=== Dataset records ===

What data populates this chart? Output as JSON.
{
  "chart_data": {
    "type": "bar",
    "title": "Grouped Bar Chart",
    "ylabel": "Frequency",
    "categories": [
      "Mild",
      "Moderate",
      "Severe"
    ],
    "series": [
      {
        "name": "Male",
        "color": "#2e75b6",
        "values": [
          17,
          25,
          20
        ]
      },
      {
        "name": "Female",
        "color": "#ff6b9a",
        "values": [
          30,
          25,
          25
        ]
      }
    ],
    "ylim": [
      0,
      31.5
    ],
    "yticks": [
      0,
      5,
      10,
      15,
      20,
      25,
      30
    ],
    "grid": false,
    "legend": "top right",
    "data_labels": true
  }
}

===

◆ What is needed
Write out all the entries exactly.

◆ Final answer
What data populates this chart? Output as JSON.
{
  "chart_data": {
    "type": "bar",
    "title": "Grouped Bar Chart",
    "ylabel": "Frequency",
    "categories": [
      "Mild",
      "Moderate",
      "Severe"
    ],
    "series": [
      {
        "name": "Male",
        "color": "#2e75b6",
        "values": [
          17,
          25,
          20
        ]
      },
      {
        "name": "Female",
        "color": "#ff6b9a",
        "values": [
          30,
          25,
          25
        ]
      }
    ],
    "ylim": [
      0,
      31.5
    ],
    "yticks": [
      0,
      5,
      10,
      15,
      20,
      25,
      30
    ],
    "grid": false,
    "legend": "top right",
    "data_labels": true
  }
}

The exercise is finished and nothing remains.